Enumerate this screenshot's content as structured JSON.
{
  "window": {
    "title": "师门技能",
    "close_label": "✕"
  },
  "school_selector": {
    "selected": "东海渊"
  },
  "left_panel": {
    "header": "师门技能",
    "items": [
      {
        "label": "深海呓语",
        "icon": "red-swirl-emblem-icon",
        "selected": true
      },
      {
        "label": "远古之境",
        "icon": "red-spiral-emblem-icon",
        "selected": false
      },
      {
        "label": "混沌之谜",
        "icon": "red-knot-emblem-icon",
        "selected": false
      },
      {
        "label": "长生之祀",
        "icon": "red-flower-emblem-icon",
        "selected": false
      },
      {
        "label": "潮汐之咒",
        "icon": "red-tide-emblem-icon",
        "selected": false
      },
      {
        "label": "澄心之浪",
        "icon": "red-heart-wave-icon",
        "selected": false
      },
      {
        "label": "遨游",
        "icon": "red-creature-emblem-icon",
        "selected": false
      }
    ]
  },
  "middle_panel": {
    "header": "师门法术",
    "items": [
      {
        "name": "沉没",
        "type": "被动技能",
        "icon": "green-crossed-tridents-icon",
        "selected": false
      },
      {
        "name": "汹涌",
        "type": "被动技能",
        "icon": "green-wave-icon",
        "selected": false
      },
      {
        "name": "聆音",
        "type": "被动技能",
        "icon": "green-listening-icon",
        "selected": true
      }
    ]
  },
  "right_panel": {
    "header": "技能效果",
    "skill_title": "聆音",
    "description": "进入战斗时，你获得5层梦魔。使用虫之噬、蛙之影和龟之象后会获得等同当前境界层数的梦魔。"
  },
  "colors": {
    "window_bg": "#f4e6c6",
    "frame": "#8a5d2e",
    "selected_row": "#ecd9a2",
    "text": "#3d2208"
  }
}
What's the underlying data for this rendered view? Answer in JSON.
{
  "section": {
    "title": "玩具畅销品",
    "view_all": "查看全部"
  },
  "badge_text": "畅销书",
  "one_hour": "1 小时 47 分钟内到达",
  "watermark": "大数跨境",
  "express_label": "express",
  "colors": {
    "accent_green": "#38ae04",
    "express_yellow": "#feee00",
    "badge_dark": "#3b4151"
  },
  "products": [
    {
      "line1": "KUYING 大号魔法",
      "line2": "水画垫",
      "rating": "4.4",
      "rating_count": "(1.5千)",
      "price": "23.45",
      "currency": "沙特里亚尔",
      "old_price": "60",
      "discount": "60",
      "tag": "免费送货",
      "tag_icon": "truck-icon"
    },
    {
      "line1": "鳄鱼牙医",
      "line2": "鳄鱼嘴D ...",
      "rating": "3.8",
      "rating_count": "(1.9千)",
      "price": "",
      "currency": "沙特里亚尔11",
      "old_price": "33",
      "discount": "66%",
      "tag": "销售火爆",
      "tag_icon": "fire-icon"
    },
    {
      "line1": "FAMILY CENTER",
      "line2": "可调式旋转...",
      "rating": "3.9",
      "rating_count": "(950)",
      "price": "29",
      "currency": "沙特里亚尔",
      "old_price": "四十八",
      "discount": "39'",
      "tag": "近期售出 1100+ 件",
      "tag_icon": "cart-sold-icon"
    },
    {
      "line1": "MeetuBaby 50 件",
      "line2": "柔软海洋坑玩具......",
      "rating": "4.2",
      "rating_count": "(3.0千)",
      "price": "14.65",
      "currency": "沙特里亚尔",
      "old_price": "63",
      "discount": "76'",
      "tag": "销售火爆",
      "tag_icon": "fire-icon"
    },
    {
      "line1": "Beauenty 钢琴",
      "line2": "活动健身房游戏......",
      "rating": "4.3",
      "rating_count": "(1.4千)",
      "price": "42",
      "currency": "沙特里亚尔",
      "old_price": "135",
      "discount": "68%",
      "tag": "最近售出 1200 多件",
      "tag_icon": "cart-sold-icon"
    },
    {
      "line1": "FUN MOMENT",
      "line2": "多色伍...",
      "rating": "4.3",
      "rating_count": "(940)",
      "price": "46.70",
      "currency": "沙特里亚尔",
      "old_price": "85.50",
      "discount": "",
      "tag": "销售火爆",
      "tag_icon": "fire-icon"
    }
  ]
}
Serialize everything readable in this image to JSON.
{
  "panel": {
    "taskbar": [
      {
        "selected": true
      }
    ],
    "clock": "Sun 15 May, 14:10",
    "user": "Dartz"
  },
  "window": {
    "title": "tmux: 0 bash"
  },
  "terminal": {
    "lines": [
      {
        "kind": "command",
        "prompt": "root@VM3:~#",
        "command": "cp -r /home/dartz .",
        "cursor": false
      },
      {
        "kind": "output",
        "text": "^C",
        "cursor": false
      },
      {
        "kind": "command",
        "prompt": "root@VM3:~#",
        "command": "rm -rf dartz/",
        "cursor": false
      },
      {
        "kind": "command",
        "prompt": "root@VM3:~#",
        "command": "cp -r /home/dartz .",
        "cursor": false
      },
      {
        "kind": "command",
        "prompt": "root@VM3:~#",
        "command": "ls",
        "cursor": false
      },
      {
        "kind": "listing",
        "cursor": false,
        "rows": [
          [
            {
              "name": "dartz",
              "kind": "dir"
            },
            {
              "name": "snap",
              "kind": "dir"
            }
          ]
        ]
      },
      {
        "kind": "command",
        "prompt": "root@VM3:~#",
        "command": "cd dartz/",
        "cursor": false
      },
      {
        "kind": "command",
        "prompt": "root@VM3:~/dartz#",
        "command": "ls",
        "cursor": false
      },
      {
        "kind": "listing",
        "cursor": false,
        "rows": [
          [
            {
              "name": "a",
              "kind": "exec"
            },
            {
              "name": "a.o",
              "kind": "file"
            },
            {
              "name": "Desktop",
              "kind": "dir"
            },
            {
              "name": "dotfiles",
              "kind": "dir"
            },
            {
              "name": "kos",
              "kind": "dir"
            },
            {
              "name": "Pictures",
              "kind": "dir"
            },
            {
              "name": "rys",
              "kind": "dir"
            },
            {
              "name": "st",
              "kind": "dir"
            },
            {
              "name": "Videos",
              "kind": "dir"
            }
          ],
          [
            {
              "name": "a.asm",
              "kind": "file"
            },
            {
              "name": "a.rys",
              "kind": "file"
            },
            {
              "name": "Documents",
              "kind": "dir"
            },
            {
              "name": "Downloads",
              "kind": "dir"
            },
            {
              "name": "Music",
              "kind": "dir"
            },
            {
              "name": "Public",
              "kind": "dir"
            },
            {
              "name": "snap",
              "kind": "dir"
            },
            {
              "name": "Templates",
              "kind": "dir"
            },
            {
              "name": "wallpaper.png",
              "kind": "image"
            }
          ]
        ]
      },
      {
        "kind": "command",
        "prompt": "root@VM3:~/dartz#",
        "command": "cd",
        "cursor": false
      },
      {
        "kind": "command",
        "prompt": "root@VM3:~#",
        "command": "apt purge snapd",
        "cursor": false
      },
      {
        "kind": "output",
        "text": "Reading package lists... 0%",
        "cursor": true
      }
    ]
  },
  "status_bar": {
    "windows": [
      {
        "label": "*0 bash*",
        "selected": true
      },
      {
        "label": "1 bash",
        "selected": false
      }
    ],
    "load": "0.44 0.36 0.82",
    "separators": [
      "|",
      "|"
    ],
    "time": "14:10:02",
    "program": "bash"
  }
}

###

DIRECTIONS FOR THIS TASK = Copy out the whole listing, exactly as written.

RESPONSE TO THE EXERCISE =
Enumerate this screenshot's content as structured JSON.
{
  "window": {
    "title": "师门技能",
    "close_label": "✕"
  },
  "school_selector": {
    "selected": "东海渊"
  },
  "left_panel": {
    "header": "师门技能",
    "items": [
      {
        "label": "深海呓语",
        "icon": "red-swirl-emblem-icon",
        "selected": true
      },
      {
        "label": "远古之境",
        "icon": "red-spiral-emblem-icon",
        "selected": false
      },
      {
        "label": "混沌之谜",
        "icon": "red-knot-emblem-icon",
        "selected": false
      },
      {
        "label": "长生之祀",
        "icon": "red-flower-emblem-icon",
        "selected": false
      },
      {
        "label": "潮汐之咒",
        "icon": "red-tide-emblem-icon",
        "selected": false
      },
      {
        "label": "澄心之浪",
        "icon": "red-heart-wave-icon",
        "selected": false
      },
      {
        "label": "遨游",
        "icon": "red-creature-emblem-icon",
        "selected": false
      }
    ]
  },
  "middle_panel": {
    "header": "师门法术",
    "items": [
      {
        "name": "沉没",
        "type": "被动技能",
        "icon": "green-crossed-tridents-icon",
        "selected": false
      },
      {
        "name": "汹涌",
        "type": "被动技能",
        "icon": "green-wave-icon",
        "selected": false
      },
      {
        "name": "聆音",
        "type": "被动技能",
        "icon": "green-listening-icon",
        "selected": true
      }
    ]
  },
  "right_panel": {
    "header": "技能效果",
    "skill_title": "聆音",
    "description": "进入战斗时，你获得5层梦魔。使用虫之噬、蛙之影和龟之象后会获得等同当前境界层数的梦魔。"
  },
  "colors": {
    "window_bg": "#f4e6c6",
    "frame": "#8a5d2e",
    "selected_row": "#ecd9a2",
    "text": "#3d2208"
  }
}
What's the underlying data for this rendered view? Answer in JSON.
{
  "section": {
    "title": "玩具畅销品",
    "view_all": "查看全部"
  },
  "badge_text": "畅销书",
  "one_hour": "1 小时 47 分钟内到达",
  "watermark": "大数跨境",
  "express_label": "express",
  "colors": {
    "accent_green": "#38ae04",
    "express_yellow": "#feee00",
    "badge_dark": "#3b4151"
  },
  "products": [
    {
      "line1": "KUYING 大号魔法",
      "line2": "水画垫",
      "rating": "4.4",
      "rating_count": "(1.5千)",
      "price": "23.45",
      "currency": "沙特里亚尔",
      "old_price": "60",
      "discount": "60",
      "tag": "免费送货",
      "tag_icon": "truck-icon"
    },
    {
      "line1": "鳄鱼牙医",
      "line2": "鳄鱼嘴D ...",
      "rating": "3.8",
      "rating_count": "(1.9千)",
      "price": "",
      "currency": "沙特里亚尔11",
      "old_price": "33",
      "discount": "66%",
      "tag": "销售火爆",
      "tag_icon": "fire-icon"
    },
    {
      "line1": "FAMILY CENTER",
      "line2": "可调式旋转...",
      "rating": "3.9",
      "rating_count": "(950)",
      "price": "29",
      "currency": "沙特里亚尔",
      "old_price": "四十八",
      "discount": "39'",
      "tag": "近期售出 1100+ 件",
      "tag_icon": "cart-sold-icon"
    },
    {
      "line1": "MeetuBaby 50 件",
      "line2": "柔软海洋坑玩具......",
      "rating": "4.2",
      "rating_count": "(3.0千)",
      "price": "14.65",
      "currency": "沙特里亚尔",
      "old_price": "63",
      "discount": "76'",
      "tag": "销售火爆",
      "tag_icon": "fire-icon"
    },
    {
      "line1": "Beauenty 钢琴",
      "line2": "活动健身房游戏......",
      "rating": "4.3",
      "rating_count": "(1.4千)",
      "price": "42",
      "currency": "沙特里亚尔",
      "old_price": "135",
      "discount": "68%",
      "tag": "最近售出 1200 多件",
      "tag_icon": "cart-sold-icon"
    },
    {
      "line1": "FUN MOMENT",
      "line2": "多色伍...",
      "rating": "4.3",
      "rating_count": "(940)",
      "price": "46.70",
      "currency": "沙特里亚尔",
      "old_price": "85.50",
      "discount": "",
      "tag": "销售火爆",
      "tag_icon": "fire-icon"
    }
  ]
}
Serialize everything readable in this image to JSON.
{
  "panel": {
    "taskbar": [
      {
        "selected": true
      }
    ],
    "clock": "Sun 15 May, 14:10",
    "user": "Dartz"
  },
  "window": {
    "title": "tmux: 0 bash"
  },
  "terminal": {
    "lines": [
      {
        "kind": "command",
        "prompt": "root@VM3:~#",
        "command": "cp -r /home/dartz .",
        "cursor": false
      },
      {
        "kind": "output",
        "text": "^C",
        "cursor": false
      },
      {
        "kind": "command",
        "prompt": "root@VM3:~#",
        "command": "rm -rf dartz/",
        "cursor": false
      },
      {
        "kind": "command",
        "prompt": "root@VM3:~#",
        "command": "cp -r /home/dartz .",
        "cursor": false
      },
      {
        "kind": "command",
        "prompt": "root@VM3:~#",
        "command": "ls",
        "cursor": false
      },
      {
        "kind": "listing",
        "cursor": false,
        "rows": [
          [
            {
              "name": "dartz",
              "kind": "dir"
            },
            {
              "name": "snap",
              "kind": "dir"
            }
          ]
        ]
      },
      {
        "kind": "command",
        "prompt": "root@VM3:~#",
        "command": "cd dartz/",
        "cursor": false
      },
      {
        "kind": "command",
        "prompt": "root@VM3:~/dartz#",
        "command": "ls",
        "cursor": false
      },
      {
        "kind": "listing",
        "cursor": false,
        "rows": [
          [
            {
              "name": "a",
              "kind": "exec"
            },
            {
              "name": "a.o",
              "kind": "file"
            },
            {
              "name": "Desktop",
              "kind": "dir"
            },
            {
              "name": "dotfiles",
              "kind": "dir"
            },
            {
              "name": "kos",
              "kind": "dir"
            },
            {
              "name": "Pictures",
              "kind": "dir"
            },
            {
              "name": "rys",
              "kind": "dir"
            },
            {
              "name": "st",
              "kind": "dir"
            },
            {
              "name": "Videos",
              "kind": "dir"
            }
          ],
          [
            {
              "name": "a.asm",
              "kind": "file"
            },
            {
              "name": "a.rys",
              "kind": "file"
            },
            {
              "name": "Documents",
              "kind": "dir"
            },
            {
              "name": "Downloads",
              "kind": "dir"
            },
            {
              "name": "Music",
              "kind": "dir"
            },
            {
              "name": "Public",
              "kind": "dir"
            },
            {
              "name": "snap",
              "kind": "dir"
            },
            {
              "name": "Templates",
              "kind": "dir"
            },
            {
              "name": "wallpaper.png",
              "kind": "image"
            }
          ]
        ]
      },
      {
        "kind": "command",
        "prompt": "root@VM3:~/dartz#",
        "command": "cd",
        "cursor": false
      },
      {
        "kind": "command",
        "prompt": "root@VM3:~#",
        "command": "apt purge snapd",
        "cursor": false
      },
      {
        "kind": "output",
        "text": "Reading package lists... 0%",
        "cursor": true
      }
    ]
  },
  "status_bar": {
    "windows": [
      {
        "label": "*0 bash*",
        "selected": true
      },
      {
        "label": "1 bash",
        "selected": false
      }
    ],
    "load": "0.44 0.36 0.82",
    "separators": [
      "|",
      "|"
    ],
    "time": "14:10:02",
    "program": "bash"
  }
}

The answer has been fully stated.